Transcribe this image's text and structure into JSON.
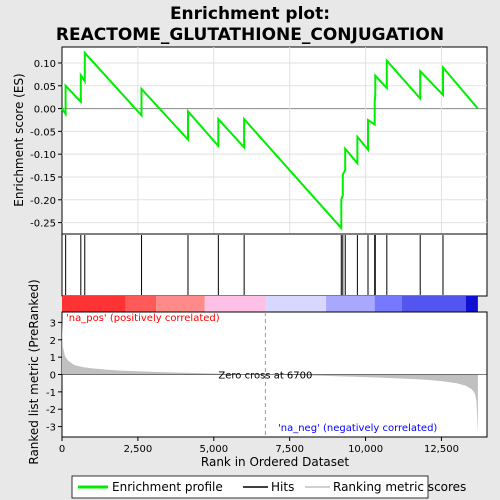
{
  "title_line1": "Enrichment plot:",
  "title_line2": "REACTOME_GLUTATHIONE_CONJUGATION",
  "colors": {
    "background": "#e8e8e8",
    "panel": "#ffffff",
    "es_line": "#00ee00",
    "hit": "#000000",
    "metric_fill": "#c0c0c0",
    "pos_label": "#ff0000",
    "neg_label": "#0000ff"
  },
  "chart_data": [
    {
      "type": "line",
      "name": "enrichment-profile",
      "ylabel": "Enrichment score (ES)",
      "xlim": [
        0,
        14000
      ],
      "ylim": [
        -0.275,
        0.135
      ],
      "y_ticks": [
        0.1,
        0.05,
        0.0,
        -0.05,
        -0.1,
        -0.15,
        -0.2,
        -0.25
      ],
      "y_tick_labels": [
        "0.10",
        "0.05",
        "0.00",
        "-0.05",
        "-0.10",
        "-0.15",
        "-0.20",
        "-0.25"
      ],
      "grid": true,
      "zero_line": true,
      "x": [
        0,
        120,
        120,
        620,
        620,
        750,
        750,
        2620,
        2620,
        4150,
        4150,
        5150,
        5150,
        6000,
        6000,
        9200,
        9200,
        9250,
        9250,
        9330,
        9330,
        9730,
        9730,
        10080,
        10080,
        10300,
        10300,
        10320,
        10320,
        10700,
        10700,
        11800,
        11800,
        12550,
        12550,
        13700
      ],
      "y": [
        0.0,
        -0.012,
        0.05,
        0.015,
        0.073,
        0.06,
        0.122,
        -0.015,
        0.043,
        -0.068,
        -0.006,
        -0.082,
        -0.023,
        -0.085,
        -0.023,
        -0.262,
        -0.2,
        -0.19,
        -0.145,
        -0.135,
        -0.088,
        -0.12,
        -0.062,
        -0.09,
        -0.025,
        -0.035,
        0.015,
        0.03,
        0.072,
        0.045,
        0.105,
        0.022,
        0.082,
        0.03,
        0.09,
        0.0
      ]
    },
    {
      "type": "hits",
      "name": "hits",
      "x": [
        120,
        620,
        750,
        2620,
        4150,
        5150,
        6000,
        9200,
        9250,
        9330,
        9730,
        10080,
        10300,
        10320,
        10700,
        11800,
        12550
      ]
    },
    {
      "type": "heatmap",
      "name": "ranking-color-bar",
      "segments": [
        {
          "from": 0,
          "to": 2100,
          "color": "#ff3333"
        },
        {
          "from": 2100,
          "to": 3100,
          "color": "#ff5a5a"
        },
        {
          "from": 3100,
          "to": 4700,
          "color": "#ff8a8a"
        },
        {
          "from": 4700,
          "to": 6700,
          "color": "#ffc0e6"
        },
        {
          "from": 6700,
          "to": 8700,
          "color": "#d8d8ff"
        },
        {
          "from": 8700,
          "to": 10300,
          "color": "#a8a8ff"
        },
        {
          "from": 10300,
          "to": 11200,
          "color": "#7878ff"
        },
        {
          "from": 11200,
          "to": 13300,
          "color": "#5454ee"
        },
        {
          "from": 13300,
          "to": 13700,
          "color": "#1010d0"
        }
      ]
    },
    {
      "type": "area",
      "name": "ranked-metric",
      "xlabel": "Rank in Ordered Dataset",
      "ylabel": "Ranked list metric (PreRanked)",
      "xlim": [
        0,
        14000
      ],
      "ylim": [
        -3.6,
        3.6
      ],
      "x_ticks": [
        0,
        2500,
        5000,
        7500,
        10000,
        12500
      ],
      "x_tick_labels": [
        "0",
        "2,500",
        "5,000",
        "7,500",
        "10,000",
        "12,500"
      ],
      "y_ticks": [
        3,
        2,
        1,
        0,
        -1,
        -2,
        -3
      ],
      "y_tick_labels": [
        "3",
        "2",
        "1",
        "0",
        "-1",
        "-2",
        "-3"
      ],
      "x": [
        0,
        30,
        100,
        200,
        400,
        700,
        1000,
        1500,
        2000,
        3000,
        4000,
        5000,
        6000,
        6700,
        7500,
        8500,
        9500,
        10500,
        11500,
        12000,
        12500,
        13000,
        13300,
        13500,
        13600,
        13650,
        13700
      ],
      "y": [
        3.2,
        1.6,
        1.05,
        0.8,
        0.55,
        0.42,
        0.35,
        0.27,
        0.22,
        0.15,
        0.1,
        0.06,
        0.02,
        0.0,
        -0.03,
        -0.07,
        -0.12,
        -0.18,
        -0.26,
        -0.3,
        -0.38,
        -0.5,
        -0.65,
        -0.85,
        -1.1,
        -1.5,
        -3.4
      ],
      "zero_cross_x": 6700,
      "zero_cross_label": "Zero cross at 6700",
      "pos_label": "'na_pos' (positively correlated)",
      "neg_label": "'na_neg' (negatively correlated)"
    }
  ],
  "legend": {
    "enrichment_profile": "Enrichment profile",
    "hits": "Hits",
    "ranking_metric": "Ranking metric scores"
  }
}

____________________

Aim of the exercise:
Filter the records down to the lines that contain the string "ylabel", and copy those lines.

Answer to this exercise:
      "ylabel": "Enrichment score (ES)",
      "ylabel": "Ranked list metric (PreRanked)",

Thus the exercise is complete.